To be done: Where a line of the material contains the string "Australia", copy that line.

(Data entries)

=-=-=-=-=

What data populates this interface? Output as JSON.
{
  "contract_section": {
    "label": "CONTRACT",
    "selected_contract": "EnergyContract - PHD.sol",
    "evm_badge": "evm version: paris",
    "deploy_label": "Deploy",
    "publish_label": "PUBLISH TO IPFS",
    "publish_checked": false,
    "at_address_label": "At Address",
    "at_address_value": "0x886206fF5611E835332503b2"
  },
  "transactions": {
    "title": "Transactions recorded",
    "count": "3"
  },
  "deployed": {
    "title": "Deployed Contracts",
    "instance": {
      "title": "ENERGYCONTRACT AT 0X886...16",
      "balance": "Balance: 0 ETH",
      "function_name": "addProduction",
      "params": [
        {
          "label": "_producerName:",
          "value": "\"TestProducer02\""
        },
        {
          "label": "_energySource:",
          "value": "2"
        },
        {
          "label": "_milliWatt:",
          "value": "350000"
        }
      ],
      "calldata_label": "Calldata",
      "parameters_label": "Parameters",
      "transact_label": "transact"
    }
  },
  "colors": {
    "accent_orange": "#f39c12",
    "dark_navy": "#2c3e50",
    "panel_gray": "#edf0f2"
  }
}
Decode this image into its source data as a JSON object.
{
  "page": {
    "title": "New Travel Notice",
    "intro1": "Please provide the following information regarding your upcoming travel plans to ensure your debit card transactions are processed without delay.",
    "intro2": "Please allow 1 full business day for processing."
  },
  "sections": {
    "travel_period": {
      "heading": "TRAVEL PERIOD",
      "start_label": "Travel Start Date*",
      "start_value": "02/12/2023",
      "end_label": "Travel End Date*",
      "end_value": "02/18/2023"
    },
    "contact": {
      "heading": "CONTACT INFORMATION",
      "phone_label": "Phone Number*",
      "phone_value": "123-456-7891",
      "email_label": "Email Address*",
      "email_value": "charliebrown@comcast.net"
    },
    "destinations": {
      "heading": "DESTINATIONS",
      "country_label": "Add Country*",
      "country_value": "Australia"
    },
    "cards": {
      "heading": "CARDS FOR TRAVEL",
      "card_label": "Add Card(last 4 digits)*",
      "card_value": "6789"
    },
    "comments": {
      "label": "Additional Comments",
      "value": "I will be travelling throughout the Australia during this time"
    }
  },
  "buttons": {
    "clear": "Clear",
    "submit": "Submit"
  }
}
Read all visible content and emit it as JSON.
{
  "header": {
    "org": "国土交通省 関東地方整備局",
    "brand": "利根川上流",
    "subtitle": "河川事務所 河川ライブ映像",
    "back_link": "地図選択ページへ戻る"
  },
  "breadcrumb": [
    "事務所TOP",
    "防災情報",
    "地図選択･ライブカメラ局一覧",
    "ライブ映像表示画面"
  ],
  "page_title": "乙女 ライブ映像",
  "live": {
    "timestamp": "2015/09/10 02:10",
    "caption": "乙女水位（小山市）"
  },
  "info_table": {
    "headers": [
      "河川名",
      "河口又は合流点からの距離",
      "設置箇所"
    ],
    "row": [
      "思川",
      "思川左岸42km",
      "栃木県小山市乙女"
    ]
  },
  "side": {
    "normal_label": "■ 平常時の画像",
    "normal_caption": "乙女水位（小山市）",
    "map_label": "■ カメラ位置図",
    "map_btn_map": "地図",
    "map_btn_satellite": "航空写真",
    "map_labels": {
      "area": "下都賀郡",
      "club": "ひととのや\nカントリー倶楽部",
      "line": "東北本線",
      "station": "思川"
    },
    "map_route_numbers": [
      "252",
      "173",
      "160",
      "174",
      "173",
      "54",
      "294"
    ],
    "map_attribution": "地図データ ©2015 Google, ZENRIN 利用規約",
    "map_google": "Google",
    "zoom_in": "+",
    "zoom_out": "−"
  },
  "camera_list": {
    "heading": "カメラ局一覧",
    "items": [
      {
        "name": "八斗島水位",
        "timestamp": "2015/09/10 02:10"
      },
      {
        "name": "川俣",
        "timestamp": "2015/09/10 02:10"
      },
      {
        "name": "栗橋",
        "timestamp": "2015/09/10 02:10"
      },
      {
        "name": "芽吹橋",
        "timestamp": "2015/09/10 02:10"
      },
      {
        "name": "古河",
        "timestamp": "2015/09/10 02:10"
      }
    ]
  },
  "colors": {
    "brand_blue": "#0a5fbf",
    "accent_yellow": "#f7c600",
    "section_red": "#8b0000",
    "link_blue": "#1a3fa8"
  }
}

=-=-=-=-=

Worked solution:
      "country_value": "Australia"
      "value": "I will be travelling throughout the Australia during this time"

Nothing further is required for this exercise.